(SUPPLIED TEXT):
When the onions are surface dry so that the skins rustle, the ventilating air
is recycled and dry outside air is introduced sufficient to maintain RH below
75%. A continuing slow drying at 25-30°C and 70-75% RH ensures that the
necks are fully dry and that the bulb skins develop a deep, copper-brown
colour; this normally takes 10-15 days. Exposure to temperatures above 21°C
causes the skins to darken: the higher the temperature above 21°C the more
quickly the skins darken (see Chapter 7, 'Curing of Bulb Skins').
In The Netherlands bulbs are ventilated with air at 20-25°C during the
neck-drying phase because lighter-coloured, yellow-brown skins are preferred.
It has been shown that high-temperature curing, particularly if applied to
bulbs that are not fully ripe, may shorten storage life (see Chapter 7). When the
necks are fully dry, the temperature of the stack of bulbs is lowered as quickly as
possible using cool air drawn from outside at night, and the bulbs are sub-
sequently maintained as cool as possible, but above freezing, while in store.
Because of the need for even ventilation through the stack, it is important that
the air flow is not obstructed by pockets of soil or weed trash. Such obstructions
can give rise to clumps of undried, uncured bulbs that soon begin to rot and
spread damaging, wet, rotten conditions to surrounding bulbs.

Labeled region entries
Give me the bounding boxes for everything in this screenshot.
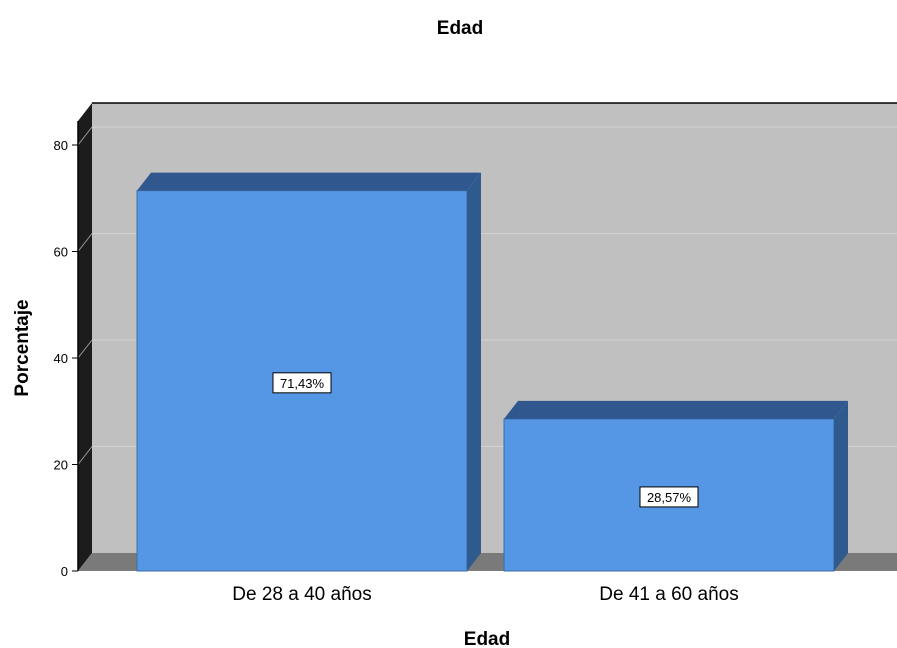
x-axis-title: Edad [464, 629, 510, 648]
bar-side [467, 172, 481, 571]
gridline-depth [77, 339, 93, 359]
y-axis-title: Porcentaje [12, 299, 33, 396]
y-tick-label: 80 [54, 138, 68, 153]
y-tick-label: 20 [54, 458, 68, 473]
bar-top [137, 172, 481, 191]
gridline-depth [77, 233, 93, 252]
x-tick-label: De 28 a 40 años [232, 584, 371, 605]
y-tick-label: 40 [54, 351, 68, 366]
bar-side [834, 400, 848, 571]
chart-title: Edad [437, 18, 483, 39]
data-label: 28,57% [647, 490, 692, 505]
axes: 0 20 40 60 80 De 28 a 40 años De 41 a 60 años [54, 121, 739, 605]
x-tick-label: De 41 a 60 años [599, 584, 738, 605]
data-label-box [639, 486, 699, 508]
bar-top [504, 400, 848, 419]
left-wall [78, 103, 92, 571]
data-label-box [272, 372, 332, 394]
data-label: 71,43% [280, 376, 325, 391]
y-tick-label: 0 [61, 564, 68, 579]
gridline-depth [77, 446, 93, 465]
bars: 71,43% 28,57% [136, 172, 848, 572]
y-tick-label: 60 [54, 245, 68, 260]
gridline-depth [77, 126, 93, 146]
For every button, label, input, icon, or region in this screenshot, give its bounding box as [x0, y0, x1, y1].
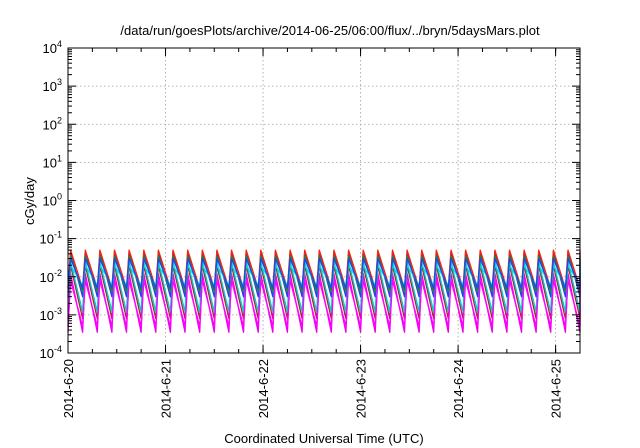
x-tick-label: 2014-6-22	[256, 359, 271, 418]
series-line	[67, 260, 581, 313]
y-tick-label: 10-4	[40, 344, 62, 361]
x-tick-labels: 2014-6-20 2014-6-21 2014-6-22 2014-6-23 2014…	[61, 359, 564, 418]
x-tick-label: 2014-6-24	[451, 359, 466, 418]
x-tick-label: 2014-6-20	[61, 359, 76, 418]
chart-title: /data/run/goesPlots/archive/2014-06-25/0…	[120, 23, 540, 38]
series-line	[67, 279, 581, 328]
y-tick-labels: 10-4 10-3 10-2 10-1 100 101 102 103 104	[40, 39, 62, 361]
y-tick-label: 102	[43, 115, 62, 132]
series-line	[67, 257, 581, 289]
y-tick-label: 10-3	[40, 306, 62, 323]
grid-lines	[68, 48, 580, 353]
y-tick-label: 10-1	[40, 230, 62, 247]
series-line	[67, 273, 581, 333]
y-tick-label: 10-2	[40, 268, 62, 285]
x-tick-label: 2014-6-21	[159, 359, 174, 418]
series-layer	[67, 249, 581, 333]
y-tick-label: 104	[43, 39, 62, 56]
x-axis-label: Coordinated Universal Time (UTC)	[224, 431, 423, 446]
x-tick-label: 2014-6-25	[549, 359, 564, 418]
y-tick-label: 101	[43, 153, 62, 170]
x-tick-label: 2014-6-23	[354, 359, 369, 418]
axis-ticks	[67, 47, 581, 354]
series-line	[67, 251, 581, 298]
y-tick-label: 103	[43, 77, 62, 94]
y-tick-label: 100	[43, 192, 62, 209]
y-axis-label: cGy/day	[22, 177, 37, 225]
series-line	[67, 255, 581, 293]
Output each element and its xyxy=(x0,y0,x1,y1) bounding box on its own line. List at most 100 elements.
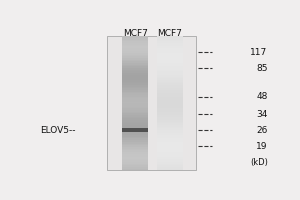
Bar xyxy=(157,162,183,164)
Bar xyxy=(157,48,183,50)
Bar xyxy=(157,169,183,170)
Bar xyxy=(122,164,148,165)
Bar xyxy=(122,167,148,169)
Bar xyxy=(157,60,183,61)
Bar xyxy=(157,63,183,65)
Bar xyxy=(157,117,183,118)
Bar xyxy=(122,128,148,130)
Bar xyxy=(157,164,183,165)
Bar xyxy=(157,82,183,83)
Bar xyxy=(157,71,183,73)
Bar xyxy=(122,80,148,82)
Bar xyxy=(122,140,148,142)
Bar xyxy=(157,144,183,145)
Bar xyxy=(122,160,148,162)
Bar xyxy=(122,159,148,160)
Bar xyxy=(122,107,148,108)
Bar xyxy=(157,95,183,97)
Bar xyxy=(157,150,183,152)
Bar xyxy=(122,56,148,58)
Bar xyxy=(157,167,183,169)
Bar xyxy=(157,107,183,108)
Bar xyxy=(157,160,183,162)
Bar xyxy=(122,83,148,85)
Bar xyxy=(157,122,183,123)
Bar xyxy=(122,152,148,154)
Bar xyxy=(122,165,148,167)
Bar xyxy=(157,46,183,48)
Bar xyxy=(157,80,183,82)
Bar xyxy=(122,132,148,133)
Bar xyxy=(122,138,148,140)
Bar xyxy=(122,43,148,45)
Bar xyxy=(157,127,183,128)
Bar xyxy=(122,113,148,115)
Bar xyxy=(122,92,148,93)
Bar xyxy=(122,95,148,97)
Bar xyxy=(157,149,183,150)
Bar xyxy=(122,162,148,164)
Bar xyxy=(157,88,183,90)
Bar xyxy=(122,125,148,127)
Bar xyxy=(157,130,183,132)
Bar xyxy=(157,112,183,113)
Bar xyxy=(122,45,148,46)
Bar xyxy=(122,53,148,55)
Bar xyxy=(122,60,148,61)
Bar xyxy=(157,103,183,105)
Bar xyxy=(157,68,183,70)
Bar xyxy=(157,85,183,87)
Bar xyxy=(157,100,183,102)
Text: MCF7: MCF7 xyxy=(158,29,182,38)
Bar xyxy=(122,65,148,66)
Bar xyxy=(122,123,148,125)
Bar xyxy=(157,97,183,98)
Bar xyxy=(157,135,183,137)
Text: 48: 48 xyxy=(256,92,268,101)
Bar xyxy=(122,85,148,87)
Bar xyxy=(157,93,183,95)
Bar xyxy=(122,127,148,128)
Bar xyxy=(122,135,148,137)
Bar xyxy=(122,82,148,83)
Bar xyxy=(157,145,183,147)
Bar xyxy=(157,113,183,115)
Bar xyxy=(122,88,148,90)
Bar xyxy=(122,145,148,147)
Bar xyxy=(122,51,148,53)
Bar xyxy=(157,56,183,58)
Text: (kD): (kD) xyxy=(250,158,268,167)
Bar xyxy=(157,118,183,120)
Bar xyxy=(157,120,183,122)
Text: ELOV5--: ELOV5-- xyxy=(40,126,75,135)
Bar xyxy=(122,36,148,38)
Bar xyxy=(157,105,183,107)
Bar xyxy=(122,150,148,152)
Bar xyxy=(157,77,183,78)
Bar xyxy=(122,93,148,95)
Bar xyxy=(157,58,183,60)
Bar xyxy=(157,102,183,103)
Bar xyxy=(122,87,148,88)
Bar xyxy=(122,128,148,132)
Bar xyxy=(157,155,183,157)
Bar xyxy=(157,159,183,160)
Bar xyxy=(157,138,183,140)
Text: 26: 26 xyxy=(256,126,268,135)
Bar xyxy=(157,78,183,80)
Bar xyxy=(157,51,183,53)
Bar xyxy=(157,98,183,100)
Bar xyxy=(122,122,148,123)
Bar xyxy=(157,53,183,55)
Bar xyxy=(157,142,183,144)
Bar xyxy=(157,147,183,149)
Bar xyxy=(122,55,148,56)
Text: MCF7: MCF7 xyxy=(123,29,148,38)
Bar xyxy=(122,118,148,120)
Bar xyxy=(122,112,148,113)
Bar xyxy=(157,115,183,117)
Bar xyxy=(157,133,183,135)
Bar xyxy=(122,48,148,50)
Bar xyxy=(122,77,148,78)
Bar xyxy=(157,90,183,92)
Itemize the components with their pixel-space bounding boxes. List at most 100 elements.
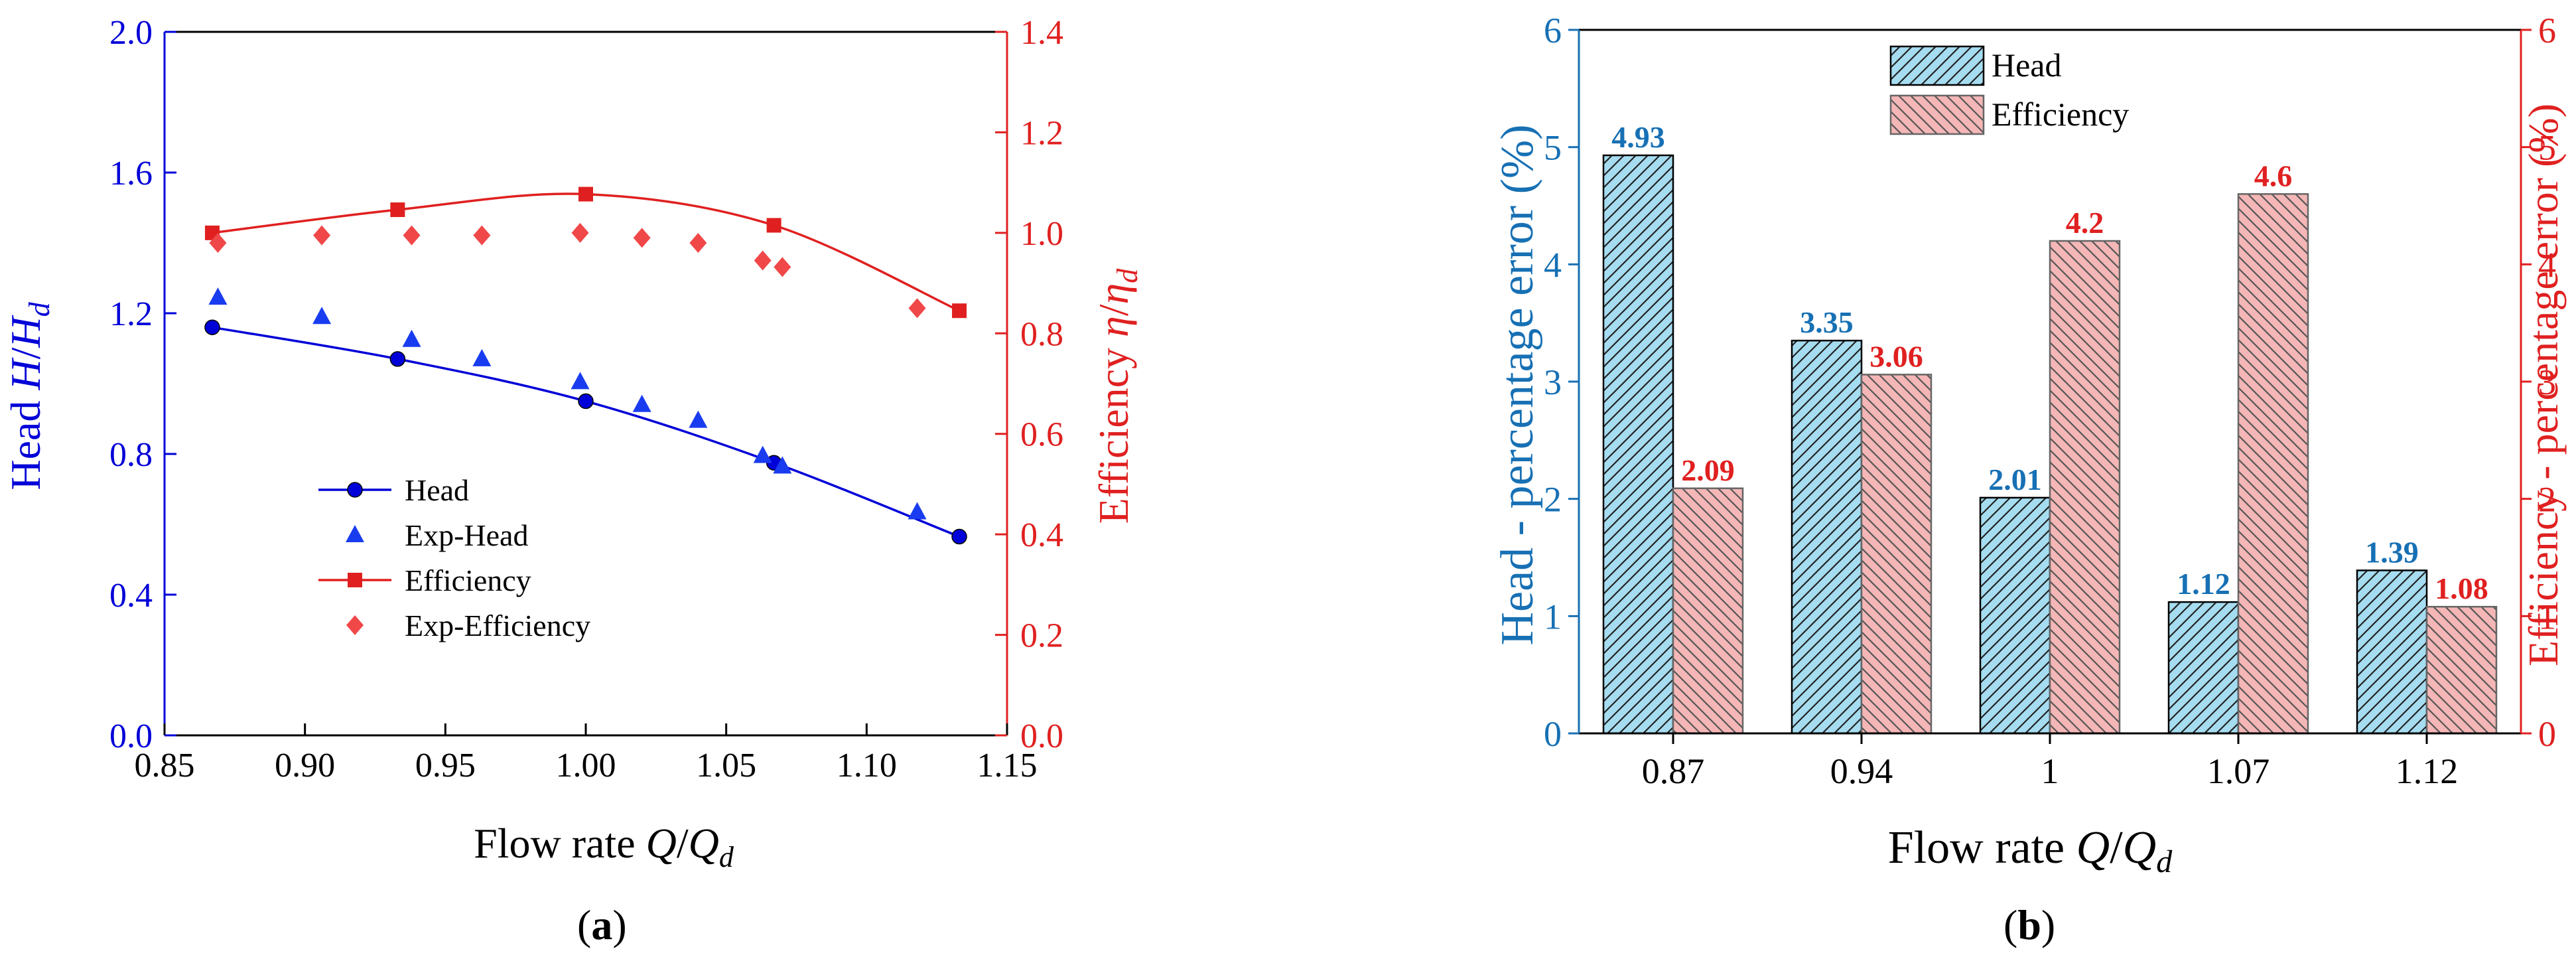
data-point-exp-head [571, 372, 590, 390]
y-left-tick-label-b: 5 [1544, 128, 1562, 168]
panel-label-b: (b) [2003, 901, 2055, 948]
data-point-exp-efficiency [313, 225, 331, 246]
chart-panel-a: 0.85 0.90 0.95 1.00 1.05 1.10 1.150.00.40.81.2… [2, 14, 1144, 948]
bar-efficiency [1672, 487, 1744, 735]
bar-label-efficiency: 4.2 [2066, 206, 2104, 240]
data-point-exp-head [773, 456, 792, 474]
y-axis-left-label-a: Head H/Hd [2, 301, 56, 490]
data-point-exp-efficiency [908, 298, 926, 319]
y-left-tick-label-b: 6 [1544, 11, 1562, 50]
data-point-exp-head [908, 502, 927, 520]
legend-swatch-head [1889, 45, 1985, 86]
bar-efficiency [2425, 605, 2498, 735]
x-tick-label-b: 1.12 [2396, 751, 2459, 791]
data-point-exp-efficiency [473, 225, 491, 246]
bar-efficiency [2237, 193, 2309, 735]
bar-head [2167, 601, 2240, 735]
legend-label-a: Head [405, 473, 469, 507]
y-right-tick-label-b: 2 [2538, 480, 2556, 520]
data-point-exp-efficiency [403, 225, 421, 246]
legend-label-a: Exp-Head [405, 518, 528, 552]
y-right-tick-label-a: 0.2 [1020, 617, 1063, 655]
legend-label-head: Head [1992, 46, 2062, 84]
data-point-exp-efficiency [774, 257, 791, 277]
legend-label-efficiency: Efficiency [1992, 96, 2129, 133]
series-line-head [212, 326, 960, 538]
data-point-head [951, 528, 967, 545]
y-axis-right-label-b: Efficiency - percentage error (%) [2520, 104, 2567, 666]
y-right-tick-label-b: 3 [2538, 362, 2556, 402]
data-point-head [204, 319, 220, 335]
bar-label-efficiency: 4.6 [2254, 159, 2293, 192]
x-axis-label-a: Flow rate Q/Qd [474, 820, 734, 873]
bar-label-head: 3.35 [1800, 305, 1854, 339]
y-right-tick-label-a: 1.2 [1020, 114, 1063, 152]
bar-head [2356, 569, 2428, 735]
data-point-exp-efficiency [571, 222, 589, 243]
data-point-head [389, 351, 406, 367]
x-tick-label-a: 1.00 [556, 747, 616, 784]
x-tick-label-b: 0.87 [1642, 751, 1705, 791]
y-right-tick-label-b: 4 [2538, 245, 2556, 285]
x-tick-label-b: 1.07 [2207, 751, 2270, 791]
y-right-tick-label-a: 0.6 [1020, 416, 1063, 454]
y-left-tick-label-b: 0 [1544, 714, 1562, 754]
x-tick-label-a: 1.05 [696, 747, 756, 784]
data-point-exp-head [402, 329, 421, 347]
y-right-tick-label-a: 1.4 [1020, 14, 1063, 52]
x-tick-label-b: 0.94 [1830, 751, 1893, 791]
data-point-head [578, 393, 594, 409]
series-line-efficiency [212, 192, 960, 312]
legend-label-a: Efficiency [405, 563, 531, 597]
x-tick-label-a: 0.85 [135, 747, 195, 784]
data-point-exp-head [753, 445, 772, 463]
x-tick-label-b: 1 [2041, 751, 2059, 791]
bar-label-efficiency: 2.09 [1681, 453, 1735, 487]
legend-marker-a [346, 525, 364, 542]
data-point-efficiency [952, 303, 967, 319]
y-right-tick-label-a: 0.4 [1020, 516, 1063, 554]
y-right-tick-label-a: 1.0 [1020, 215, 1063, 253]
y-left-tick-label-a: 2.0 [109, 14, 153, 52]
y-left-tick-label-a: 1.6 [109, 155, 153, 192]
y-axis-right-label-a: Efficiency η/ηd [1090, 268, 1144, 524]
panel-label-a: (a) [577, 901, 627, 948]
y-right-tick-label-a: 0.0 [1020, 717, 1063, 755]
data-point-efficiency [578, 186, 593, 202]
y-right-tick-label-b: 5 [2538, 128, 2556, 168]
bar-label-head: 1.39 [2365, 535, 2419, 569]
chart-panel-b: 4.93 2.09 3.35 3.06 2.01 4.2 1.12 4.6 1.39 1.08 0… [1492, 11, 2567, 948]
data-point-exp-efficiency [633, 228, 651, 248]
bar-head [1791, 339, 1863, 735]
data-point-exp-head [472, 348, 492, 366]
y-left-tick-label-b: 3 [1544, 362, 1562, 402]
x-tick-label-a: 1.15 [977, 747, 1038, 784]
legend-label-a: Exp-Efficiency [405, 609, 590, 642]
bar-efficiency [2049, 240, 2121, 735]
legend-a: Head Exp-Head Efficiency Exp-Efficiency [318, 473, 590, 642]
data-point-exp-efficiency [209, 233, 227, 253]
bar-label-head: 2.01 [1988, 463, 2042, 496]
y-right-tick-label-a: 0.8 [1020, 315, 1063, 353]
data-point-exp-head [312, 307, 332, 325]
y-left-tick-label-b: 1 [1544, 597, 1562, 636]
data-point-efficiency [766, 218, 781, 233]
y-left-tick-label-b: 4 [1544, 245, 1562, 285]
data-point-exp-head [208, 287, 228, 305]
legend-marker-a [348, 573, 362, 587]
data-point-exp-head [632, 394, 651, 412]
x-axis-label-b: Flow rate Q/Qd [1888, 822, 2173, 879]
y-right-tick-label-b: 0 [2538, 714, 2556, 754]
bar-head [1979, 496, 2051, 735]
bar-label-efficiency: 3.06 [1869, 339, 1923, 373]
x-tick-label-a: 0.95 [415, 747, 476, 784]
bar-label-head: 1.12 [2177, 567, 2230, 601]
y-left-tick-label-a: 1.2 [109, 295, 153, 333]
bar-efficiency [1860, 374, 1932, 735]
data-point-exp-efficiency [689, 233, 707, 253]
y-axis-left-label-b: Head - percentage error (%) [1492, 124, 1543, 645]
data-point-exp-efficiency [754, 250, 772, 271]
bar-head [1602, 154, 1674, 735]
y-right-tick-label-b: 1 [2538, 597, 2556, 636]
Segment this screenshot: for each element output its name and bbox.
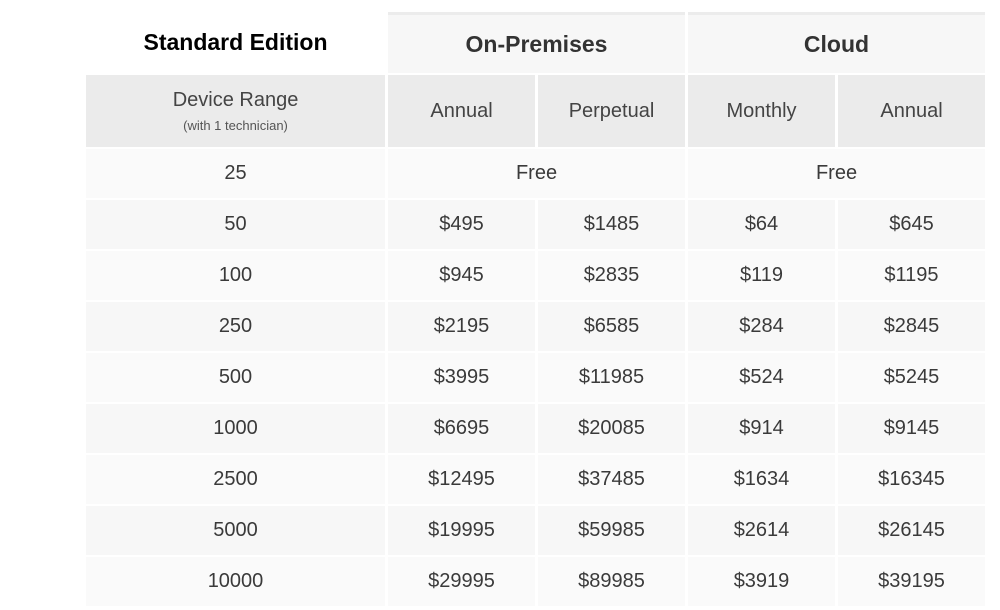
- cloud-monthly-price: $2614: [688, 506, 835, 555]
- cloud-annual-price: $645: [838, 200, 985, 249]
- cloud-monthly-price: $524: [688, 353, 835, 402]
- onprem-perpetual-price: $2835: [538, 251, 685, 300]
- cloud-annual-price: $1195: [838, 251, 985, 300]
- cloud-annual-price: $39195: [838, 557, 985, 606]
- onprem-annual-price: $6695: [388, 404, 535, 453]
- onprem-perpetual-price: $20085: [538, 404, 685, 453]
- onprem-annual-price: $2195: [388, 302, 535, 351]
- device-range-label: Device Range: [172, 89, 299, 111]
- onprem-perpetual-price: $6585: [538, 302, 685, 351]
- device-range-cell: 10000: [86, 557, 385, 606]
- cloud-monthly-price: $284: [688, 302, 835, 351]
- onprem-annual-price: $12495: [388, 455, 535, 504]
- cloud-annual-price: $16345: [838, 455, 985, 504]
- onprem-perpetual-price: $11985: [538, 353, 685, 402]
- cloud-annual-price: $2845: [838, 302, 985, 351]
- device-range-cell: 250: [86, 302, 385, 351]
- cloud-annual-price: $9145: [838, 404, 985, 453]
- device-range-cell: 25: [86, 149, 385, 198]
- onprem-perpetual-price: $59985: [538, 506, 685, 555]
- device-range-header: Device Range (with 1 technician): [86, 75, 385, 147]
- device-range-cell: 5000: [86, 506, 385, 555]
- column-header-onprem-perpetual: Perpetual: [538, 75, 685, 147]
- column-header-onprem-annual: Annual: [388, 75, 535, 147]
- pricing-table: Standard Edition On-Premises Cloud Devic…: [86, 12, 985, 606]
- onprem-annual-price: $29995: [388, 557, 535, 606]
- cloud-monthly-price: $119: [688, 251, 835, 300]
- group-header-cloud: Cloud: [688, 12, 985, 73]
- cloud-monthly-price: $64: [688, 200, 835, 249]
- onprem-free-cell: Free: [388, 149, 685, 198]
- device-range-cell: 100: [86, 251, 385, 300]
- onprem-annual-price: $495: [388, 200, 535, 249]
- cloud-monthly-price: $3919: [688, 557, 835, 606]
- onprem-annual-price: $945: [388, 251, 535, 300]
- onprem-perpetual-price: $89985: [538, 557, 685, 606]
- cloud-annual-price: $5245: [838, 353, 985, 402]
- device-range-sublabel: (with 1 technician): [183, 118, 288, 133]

(PROBLEMS):
1. List every distinct temperature value or range given in degrees Celsius in the onion-curing passage.
2. Check each statement against the onion-curing passage and mark it yes or no, quoting the words of the passage that decide it.
(a) The slow drying phase normally lasts 10-15 days.
(b) In The Netherlands, deep copper-brown skins are preferred.
(c) Once the necks are fully dry, the bulbs are stored below freezing.
3. Continue the onion-curing passage from its final sentence.

(EXPECTED OUTPUTS):
1. 25-30°C, 21°C, 20-25°C

2.
(a) Yes: "this normally takes 10-15 days"
(b) No: "because lighter-coloured, yellow-brown skins are preferred"
(c) No: "maintained as cool as possible, but above freezing, while in store"

3.
The extent of damage tolerable and therefore the harvesting and storage
facilities that are appropriate and economic depends on the type of bulb being
processed. Considerable effort has gone into researching improved mechanical
harvesting and storage of soft, thin-skinned, high-priced, sweet onions from
Georgia, USA (Maw et al. , 1998, 2002). Mechanical harvesters that pick up
the onions by their leaves after undercutting rather than with an elevator, as
used for hard 'storage'-type bulbs, have been developed for this valuable crop,
which is easily damaged and subject thereby to losses and rots, and for which it
is a necessity to maintain consistently high quality to justify premium prices.